------ The records ------
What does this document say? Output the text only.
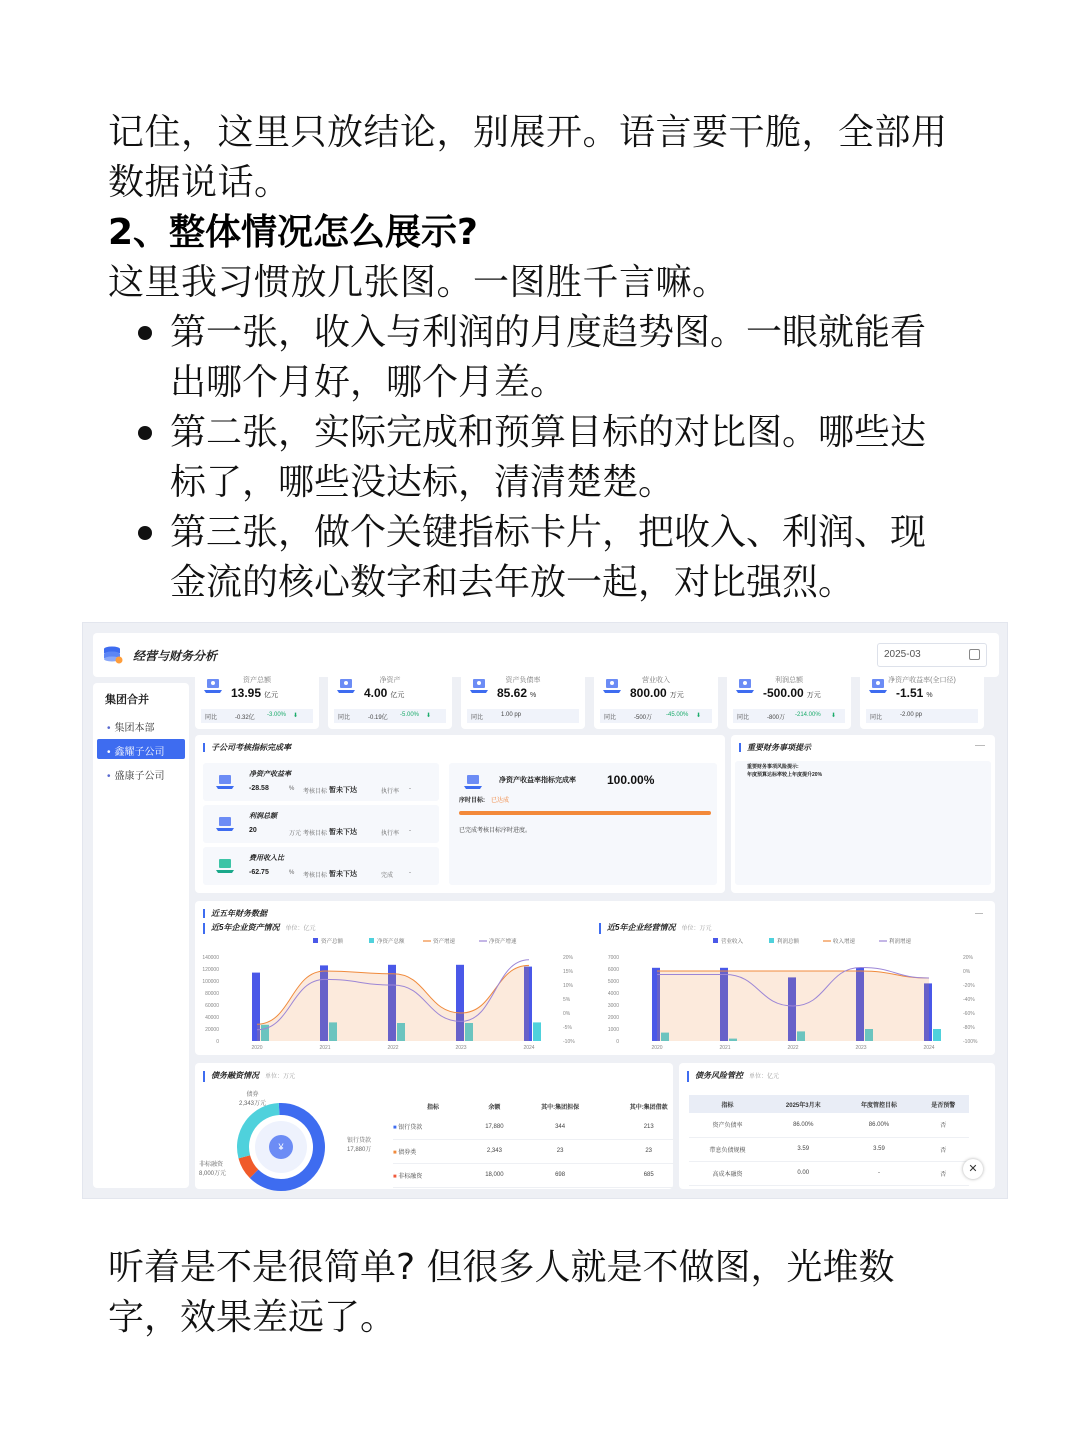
记住，这里只放结论，别展开。语言要干脆，全部用数据说话。
2、整体情况怎么展示?
这里我习惯放几张图。一图胜千言嘛。
第一张，收入与利润的月度趋势图。一眼就能看出哪个月好，哪个月差。
第二张，实际完成和预算目标的对比图。哪些达标了，哪些没达标，清清楚楚。
第三张，做个关键指标卡片，把收入、利润、现金流的核心数字和去年放一起，对比强烈。
经营与财务分析	2025-03
集团合并
• 集团本部
• 鑫耀子公司
• 盛康子公司
资产总额
13.95 亿元
同比	-0.32亿 -3.00% ⬇
净资产
4.00 亿元
同比	-0.19亿 -5.00% ⬇
资产负债率
85.62 %
同比	1.00 pp
营业收入
800.00 万元
同比	-500万 -45.00% ⬇
利润总额
-500.00 万元
同比	-800万 -214.00% ⬇
净资产收益率(全口径)
-1.51 %
同比	-2.00 pp
子公司考核指标完成率
净资产收益率
-28.58	% 考核目标 暂未下达	执行率 -
利润总额
20	万元 考核目标 暂未下达	执行率 -
费用收入比
-62.75	% 考核目标 暂未下达	完成	-
净资产收益率指标完成率	100.00%
序时目标: 已达成
已完成考核目标序时进度。
重要财务事项提示
重要财务事项风险提示:
年度预算达标率较上年度提升20%
近五年财务数据
近5年企业资产情况 单位：亿元	近5年企业经营情况 单位：万元
资产总额	净资产总额	资产增速	净资产增速
140000
120000
100000
80000
60000
40000
20000
0
20%
15%
10%
5%
0%
-5%
-10%
2020	2021	2022	2023	2024
营业收入	利润总额	收入增速	利润增速
7000
6000
5000
4000
3000
2000
1000
0
20%
0%
-20%
-40%
-60%
-80%
-100%
2020	2021	2022	2023	2024
债务融资情况 单位：万元
¥
债券
2,343万元
银行贷款
17,880万
非标融资
8,000万元
指标	余额	其中:集团担保	其中:集团借款
■ 银行贷款	17,880	344	213
■ 债券类	2,343	23	23
■ 非标融资	18,000	698	685
债务风险管控 单位：亿元
指标	2025年3月末	年度管控目标	是否预警
资产负债率	86.00%	86.00%	否
带息负债规模	3.59	3.59	否
高成本融资	0.00	-	否	✕
听着是不是很简单? 但很多人就是不做图，光堆数字，效果差远了。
------
Reproduce all of the entries word for word, skipping any pictures they hold.

What does this document say? Output the text only.
记住，这里只放结论，别展开。语言要干脆，全部用数据说话。
2、整体情况怎么展示?
这里我习惯放几张图。一图胜千言嘛。
第一张，收入与利润的月度趋势图。一眼就能看出哪个月好，哪个月差。
第二张，实际完成和预算目标的对比图。哪些达标了，哪些没达标，清清楚楚。
第三张，做个关键指标卡片，把收入、利润、现金流的核心数字和去年放一起，对比强烈。
经营与财务分析	2025-03
集团合并
• 集团本部
• 鑫耀子公司
• 盛康子公司
资产总额
13.95 亿元
同比	-0.32亿 -3.00% ⬇
净资产
4.00 亿元
同比	-0.19亿 -5.00% ⬇
资产负债率
85.62 %
同比	1.00 pp
营业收入
800.00 万元
同比	-500万 -45.00% ⬇
利润总额
-500.00 万元
同比	-800万 -214.00% ⬇
净资产收益率(全口径)
-1.51 %
同比	-2.00 pp
子公司考核指标完成率
净资产收益率
-28.58	% 考核目标 暂未下达	执行率 -
利润总额
20	万元 考核目标 暂未下达	执行率 -
费用收入比
-62.75	% 考核目标 暂未下达	完成	-
净资产收益率指标完成率	100.00%
序时目标: 已达成
已完成考核目标序时进度。
重要财务事项提示
重要财务事项风险提示:
年度预算达标率较上年度提升20%
近五年财务数据
近5年企业资产情况 单位：亿元	近5年企业经营情况 单位：万元
资产总额	净资产总额	资产增速	净资产增速
140000
120000
100000
80000
60000
40000
20000
0
20%
15%
10%
5%
0%
-5%
-10%
2020	2021	2022	2023	2024
营业收入	利润总额	收入增速	利润增速
7000
6000
5000
4000
3000
2000
1000
0
20%
0%
-20%
-40%
-60%
-80%
-100%
2020	2021	2022	2023	2024
债务融资情况 单位：万元
¥
债券
2,343万元
银行贷款
17,880万
非标融资
8,000万元
指标	余额	其中:集团担保	其中:集团借款
■ 银行贷款	17,880	344	213
■ 债券类	2,343	23	23
■ 非标融资	18,000	698	685
债务风险管控 单位：亿元
指标	2025年3月末	年度管控目标	是否预警
资产负债率	86.00%	86.00%	否
带息负债规模	3.59	3.59	否
高成本融资	0.00	-	否	✕
听着是不是很简单? 但很多人就是不做图，光堆数字，效果差远了。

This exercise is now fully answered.